[What the task asks] Collect all lines below with the string "writing".

Dataset records
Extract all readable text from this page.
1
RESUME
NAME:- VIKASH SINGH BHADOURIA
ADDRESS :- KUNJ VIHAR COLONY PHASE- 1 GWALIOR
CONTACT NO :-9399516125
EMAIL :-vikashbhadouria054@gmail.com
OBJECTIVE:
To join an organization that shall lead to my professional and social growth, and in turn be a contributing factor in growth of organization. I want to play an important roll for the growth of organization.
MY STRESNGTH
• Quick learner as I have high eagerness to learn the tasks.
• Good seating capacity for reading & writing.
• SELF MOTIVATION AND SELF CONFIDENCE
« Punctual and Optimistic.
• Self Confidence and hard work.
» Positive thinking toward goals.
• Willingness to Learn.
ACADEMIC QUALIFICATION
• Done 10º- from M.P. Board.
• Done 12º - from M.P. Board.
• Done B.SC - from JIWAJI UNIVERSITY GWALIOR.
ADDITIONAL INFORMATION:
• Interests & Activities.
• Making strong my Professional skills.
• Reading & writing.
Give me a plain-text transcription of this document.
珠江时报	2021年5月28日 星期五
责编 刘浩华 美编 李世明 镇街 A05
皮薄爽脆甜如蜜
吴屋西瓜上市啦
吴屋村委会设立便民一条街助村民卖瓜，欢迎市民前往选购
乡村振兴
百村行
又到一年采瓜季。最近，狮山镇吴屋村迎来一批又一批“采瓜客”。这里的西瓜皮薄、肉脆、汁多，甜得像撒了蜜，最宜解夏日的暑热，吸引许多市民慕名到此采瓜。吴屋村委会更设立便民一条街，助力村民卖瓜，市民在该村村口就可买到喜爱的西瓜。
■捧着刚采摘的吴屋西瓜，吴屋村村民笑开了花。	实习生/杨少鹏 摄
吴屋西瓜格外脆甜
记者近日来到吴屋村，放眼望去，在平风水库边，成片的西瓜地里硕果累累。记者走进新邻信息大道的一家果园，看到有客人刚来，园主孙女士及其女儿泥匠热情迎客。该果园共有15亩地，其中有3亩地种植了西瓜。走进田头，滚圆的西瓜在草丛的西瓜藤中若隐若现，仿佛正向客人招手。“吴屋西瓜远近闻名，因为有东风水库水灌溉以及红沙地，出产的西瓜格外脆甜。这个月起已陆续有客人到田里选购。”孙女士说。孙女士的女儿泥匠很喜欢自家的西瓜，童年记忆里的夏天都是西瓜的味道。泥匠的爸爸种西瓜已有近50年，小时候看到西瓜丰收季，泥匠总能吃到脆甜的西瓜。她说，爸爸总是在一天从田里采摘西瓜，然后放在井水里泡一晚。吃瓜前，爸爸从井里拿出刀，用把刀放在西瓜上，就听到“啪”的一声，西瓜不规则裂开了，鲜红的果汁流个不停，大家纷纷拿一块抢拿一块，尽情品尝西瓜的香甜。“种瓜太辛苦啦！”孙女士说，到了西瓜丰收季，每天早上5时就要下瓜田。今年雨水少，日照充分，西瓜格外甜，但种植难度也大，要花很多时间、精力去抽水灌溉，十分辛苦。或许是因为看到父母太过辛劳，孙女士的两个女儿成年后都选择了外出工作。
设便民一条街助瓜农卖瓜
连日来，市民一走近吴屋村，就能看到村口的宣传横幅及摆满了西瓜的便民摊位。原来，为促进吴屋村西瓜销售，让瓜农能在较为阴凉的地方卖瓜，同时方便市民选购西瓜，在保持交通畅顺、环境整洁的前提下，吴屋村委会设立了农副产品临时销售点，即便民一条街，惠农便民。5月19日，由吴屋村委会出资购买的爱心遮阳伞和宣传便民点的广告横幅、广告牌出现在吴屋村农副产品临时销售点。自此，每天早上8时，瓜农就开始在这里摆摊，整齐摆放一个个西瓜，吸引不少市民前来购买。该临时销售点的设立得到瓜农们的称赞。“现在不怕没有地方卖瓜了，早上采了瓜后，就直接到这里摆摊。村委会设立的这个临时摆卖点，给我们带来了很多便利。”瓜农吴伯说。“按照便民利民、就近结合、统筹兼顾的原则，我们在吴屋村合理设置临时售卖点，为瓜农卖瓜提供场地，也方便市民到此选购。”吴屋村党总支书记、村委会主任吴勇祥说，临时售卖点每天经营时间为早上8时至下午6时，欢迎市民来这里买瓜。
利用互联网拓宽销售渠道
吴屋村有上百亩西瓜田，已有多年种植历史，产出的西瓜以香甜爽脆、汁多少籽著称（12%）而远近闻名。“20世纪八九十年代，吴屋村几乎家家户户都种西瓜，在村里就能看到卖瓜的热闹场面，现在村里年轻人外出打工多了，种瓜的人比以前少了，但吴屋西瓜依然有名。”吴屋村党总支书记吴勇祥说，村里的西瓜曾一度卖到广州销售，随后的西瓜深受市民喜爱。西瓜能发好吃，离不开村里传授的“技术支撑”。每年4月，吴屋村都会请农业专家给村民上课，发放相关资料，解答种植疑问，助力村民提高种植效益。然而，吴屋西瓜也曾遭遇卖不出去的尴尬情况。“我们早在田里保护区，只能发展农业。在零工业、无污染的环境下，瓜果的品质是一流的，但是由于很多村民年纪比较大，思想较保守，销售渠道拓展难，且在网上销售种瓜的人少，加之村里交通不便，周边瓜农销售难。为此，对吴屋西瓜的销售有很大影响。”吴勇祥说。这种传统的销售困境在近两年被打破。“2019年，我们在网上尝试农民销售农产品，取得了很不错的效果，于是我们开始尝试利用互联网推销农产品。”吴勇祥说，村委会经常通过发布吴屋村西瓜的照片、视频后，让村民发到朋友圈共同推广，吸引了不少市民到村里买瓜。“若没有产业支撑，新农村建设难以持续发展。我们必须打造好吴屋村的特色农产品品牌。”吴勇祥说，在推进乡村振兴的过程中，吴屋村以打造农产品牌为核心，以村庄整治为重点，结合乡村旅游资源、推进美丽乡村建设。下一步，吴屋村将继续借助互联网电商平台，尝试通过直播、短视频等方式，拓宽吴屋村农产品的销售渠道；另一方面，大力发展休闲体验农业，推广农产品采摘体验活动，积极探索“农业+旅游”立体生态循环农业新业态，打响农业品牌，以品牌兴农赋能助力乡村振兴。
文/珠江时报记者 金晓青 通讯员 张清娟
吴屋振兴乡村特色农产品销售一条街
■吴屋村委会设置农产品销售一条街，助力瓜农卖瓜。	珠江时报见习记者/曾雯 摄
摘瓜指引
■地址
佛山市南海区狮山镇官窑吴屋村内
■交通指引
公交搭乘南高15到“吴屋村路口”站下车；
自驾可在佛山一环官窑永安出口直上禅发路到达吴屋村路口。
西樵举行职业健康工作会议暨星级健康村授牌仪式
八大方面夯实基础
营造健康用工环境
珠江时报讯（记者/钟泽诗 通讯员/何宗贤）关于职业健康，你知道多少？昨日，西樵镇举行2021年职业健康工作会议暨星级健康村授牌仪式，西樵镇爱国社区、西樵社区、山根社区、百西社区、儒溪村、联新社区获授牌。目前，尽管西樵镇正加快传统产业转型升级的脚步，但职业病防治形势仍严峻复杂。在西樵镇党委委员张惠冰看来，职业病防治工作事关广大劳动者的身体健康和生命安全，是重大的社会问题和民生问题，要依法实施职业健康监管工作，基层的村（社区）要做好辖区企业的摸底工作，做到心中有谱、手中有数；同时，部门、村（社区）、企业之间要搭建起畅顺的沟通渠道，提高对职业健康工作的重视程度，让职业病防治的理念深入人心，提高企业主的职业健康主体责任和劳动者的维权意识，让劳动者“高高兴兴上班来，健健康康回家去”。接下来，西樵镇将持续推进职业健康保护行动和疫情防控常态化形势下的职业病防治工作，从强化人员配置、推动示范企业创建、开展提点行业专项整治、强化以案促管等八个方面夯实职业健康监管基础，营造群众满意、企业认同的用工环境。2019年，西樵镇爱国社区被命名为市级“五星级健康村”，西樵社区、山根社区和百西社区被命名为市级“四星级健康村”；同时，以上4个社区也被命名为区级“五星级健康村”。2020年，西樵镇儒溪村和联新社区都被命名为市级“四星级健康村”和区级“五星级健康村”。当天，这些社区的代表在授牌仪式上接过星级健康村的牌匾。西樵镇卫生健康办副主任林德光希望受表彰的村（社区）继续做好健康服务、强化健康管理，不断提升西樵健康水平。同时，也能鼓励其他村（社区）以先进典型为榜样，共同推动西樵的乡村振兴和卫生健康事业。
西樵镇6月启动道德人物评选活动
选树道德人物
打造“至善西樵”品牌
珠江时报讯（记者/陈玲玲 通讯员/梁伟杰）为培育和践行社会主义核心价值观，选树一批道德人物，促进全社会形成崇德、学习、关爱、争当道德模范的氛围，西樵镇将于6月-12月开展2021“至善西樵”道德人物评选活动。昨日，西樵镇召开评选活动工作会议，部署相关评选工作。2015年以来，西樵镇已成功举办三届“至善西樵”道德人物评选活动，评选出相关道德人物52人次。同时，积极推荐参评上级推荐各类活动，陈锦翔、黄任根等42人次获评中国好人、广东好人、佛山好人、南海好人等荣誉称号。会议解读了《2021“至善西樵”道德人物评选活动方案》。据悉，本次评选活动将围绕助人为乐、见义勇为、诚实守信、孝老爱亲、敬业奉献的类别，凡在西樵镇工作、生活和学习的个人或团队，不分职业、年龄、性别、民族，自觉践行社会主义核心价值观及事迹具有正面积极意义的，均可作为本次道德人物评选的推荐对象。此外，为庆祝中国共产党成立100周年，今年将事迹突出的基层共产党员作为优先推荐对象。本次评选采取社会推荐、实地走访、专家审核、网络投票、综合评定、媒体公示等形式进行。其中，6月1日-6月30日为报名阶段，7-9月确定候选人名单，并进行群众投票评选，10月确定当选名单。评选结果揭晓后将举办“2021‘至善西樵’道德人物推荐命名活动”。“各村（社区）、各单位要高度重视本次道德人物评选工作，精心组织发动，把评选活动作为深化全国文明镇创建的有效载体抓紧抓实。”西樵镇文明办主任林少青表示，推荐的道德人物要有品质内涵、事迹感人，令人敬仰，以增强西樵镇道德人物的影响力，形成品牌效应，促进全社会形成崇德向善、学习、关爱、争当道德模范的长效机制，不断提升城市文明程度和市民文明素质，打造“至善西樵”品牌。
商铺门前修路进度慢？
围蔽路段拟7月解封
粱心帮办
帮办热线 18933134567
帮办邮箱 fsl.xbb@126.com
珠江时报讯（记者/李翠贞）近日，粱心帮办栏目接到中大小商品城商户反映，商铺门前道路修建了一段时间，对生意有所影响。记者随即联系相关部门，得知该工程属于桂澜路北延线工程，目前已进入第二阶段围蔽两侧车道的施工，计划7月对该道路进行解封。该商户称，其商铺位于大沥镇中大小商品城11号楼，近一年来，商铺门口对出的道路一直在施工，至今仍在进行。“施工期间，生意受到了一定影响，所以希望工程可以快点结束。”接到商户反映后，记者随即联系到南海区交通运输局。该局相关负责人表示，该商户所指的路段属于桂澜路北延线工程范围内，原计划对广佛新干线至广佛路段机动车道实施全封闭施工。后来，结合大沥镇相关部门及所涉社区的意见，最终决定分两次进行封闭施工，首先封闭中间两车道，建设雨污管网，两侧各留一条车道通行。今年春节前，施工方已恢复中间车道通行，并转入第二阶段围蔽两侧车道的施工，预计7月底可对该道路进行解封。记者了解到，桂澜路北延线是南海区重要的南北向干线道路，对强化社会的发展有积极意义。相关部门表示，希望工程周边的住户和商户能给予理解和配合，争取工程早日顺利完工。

[Written reply]
• Good seating capacity for reading & writing.
• Reading & writing.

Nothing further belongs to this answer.